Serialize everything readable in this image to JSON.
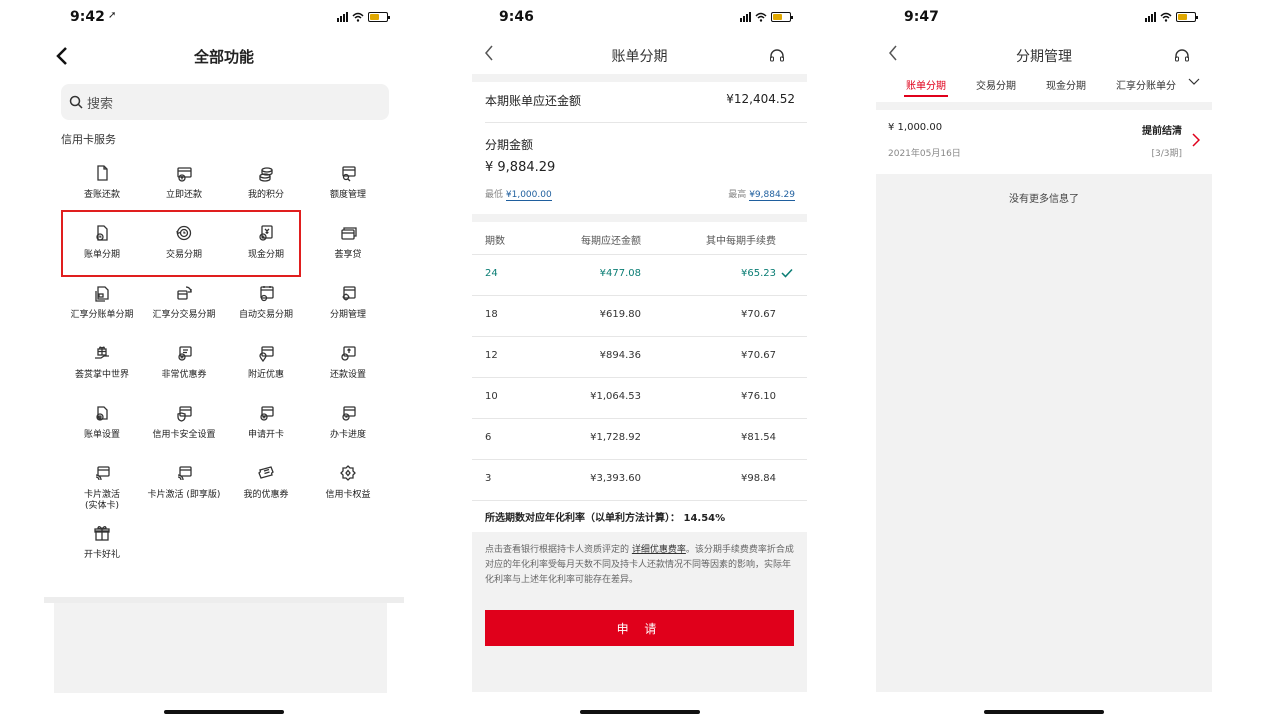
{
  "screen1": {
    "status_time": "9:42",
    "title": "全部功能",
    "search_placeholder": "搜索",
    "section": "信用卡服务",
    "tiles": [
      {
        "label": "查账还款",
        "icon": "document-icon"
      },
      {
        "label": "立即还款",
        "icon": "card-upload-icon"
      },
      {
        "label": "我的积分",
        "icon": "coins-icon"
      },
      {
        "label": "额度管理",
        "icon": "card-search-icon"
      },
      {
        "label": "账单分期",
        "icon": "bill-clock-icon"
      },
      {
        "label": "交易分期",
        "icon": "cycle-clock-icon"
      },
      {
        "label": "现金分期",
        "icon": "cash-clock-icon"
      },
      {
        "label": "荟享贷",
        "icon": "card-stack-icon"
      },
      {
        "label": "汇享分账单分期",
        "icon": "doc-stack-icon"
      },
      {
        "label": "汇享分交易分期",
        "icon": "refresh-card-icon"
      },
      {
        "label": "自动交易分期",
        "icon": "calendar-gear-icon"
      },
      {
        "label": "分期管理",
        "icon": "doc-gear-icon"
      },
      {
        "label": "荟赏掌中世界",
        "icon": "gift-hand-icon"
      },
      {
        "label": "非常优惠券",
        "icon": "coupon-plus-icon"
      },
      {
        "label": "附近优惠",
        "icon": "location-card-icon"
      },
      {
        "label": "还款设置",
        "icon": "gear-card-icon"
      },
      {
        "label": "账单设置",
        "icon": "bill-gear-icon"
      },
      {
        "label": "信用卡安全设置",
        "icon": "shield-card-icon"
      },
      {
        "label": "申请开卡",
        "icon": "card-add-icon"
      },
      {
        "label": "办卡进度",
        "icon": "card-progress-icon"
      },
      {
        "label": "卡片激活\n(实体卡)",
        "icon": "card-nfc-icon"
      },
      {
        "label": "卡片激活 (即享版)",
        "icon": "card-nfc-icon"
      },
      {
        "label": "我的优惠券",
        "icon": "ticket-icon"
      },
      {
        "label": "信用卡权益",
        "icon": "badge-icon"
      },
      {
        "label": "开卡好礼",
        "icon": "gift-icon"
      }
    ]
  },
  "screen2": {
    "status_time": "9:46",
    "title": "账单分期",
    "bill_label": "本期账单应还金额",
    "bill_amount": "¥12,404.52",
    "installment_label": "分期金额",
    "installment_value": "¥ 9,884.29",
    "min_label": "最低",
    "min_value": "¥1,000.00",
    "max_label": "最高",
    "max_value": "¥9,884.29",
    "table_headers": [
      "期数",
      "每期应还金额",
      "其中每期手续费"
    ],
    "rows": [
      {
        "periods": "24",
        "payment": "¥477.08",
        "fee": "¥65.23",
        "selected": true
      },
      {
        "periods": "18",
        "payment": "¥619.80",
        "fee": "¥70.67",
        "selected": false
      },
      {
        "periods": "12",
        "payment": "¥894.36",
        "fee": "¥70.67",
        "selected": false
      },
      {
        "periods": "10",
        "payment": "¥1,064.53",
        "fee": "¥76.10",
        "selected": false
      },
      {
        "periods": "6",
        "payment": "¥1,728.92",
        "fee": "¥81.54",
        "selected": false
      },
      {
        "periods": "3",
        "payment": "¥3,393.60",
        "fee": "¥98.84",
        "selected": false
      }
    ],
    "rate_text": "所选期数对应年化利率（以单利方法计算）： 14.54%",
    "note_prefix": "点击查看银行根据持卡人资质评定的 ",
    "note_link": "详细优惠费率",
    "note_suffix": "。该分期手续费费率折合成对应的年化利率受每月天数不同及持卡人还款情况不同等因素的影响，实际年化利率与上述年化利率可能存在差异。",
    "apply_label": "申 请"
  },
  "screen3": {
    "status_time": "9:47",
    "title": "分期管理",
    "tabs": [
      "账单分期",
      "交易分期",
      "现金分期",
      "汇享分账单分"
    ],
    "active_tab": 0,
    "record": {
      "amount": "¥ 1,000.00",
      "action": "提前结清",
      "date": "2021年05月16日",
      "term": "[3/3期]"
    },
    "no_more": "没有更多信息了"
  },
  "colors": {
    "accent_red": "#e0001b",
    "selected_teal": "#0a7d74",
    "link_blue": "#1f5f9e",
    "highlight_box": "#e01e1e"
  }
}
================================
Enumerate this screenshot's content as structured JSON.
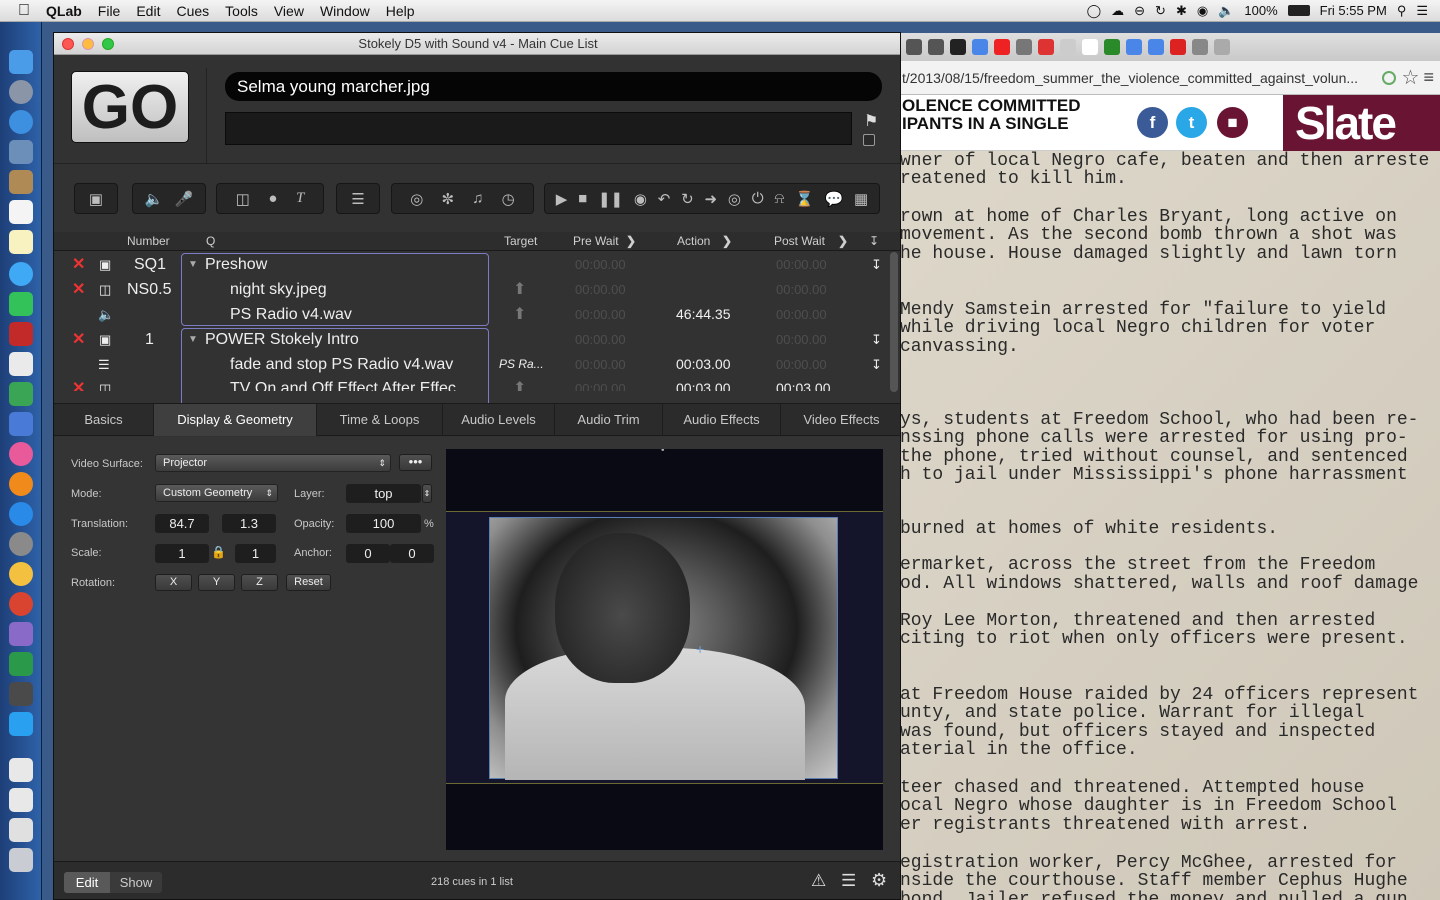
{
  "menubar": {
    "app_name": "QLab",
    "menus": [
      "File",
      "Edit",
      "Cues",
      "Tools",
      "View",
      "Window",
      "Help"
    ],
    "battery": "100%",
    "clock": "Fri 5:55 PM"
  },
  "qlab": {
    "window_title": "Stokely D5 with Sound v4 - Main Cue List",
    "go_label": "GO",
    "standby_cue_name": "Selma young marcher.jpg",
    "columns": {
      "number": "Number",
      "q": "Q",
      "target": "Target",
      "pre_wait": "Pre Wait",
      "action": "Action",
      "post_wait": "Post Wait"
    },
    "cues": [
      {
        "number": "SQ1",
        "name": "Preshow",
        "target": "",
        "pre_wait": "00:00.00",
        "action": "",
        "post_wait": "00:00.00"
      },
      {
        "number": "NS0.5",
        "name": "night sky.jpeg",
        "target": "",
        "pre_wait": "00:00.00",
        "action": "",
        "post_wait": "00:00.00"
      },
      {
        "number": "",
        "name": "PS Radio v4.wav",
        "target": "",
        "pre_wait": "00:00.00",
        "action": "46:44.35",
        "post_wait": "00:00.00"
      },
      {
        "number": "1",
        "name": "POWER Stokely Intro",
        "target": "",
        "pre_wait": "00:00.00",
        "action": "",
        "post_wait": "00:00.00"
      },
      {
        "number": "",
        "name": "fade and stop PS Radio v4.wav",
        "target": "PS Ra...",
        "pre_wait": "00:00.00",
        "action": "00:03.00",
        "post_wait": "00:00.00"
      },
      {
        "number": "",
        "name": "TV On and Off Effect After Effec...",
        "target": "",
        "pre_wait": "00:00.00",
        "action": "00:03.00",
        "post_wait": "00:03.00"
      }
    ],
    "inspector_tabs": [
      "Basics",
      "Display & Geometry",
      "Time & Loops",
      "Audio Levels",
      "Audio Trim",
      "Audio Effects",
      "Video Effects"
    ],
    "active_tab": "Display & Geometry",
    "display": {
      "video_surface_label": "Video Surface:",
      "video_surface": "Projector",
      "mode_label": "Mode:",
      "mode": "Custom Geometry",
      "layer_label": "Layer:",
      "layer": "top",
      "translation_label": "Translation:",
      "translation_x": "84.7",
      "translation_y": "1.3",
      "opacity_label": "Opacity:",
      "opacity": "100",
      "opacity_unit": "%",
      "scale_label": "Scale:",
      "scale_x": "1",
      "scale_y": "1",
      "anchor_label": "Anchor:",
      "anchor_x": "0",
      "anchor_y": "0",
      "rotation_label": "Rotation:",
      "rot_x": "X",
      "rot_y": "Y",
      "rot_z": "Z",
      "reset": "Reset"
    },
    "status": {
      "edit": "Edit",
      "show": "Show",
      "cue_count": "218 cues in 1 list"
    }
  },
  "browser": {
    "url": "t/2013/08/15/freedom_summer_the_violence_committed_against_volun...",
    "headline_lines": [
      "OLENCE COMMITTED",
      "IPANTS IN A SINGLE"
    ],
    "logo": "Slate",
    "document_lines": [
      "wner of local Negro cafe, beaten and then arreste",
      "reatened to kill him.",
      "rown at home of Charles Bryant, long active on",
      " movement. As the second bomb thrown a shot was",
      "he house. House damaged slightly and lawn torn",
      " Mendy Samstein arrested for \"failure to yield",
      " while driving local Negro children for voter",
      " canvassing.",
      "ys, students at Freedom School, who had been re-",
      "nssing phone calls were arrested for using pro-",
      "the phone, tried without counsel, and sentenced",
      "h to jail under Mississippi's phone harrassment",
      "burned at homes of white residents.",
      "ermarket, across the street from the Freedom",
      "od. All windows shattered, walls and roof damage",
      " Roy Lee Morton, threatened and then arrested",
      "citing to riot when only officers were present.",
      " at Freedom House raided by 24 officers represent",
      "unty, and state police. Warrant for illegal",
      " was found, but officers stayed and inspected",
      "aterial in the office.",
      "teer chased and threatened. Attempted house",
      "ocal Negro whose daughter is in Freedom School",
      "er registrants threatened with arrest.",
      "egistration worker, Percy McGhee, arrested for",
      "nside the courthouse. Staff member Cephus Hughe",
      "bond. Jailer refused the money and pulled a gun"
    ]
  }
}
================================
Show every line above in which the word "arrested" occurs.

** Correct answer **
      " Mendy Samstein arrested for \"failure to yield",
      "nssing phone calls were arrested for using pro-",
      " Roy Lee Morton, threatened and then arrested",
      "egistration worker, Percy McGhee, arrested for",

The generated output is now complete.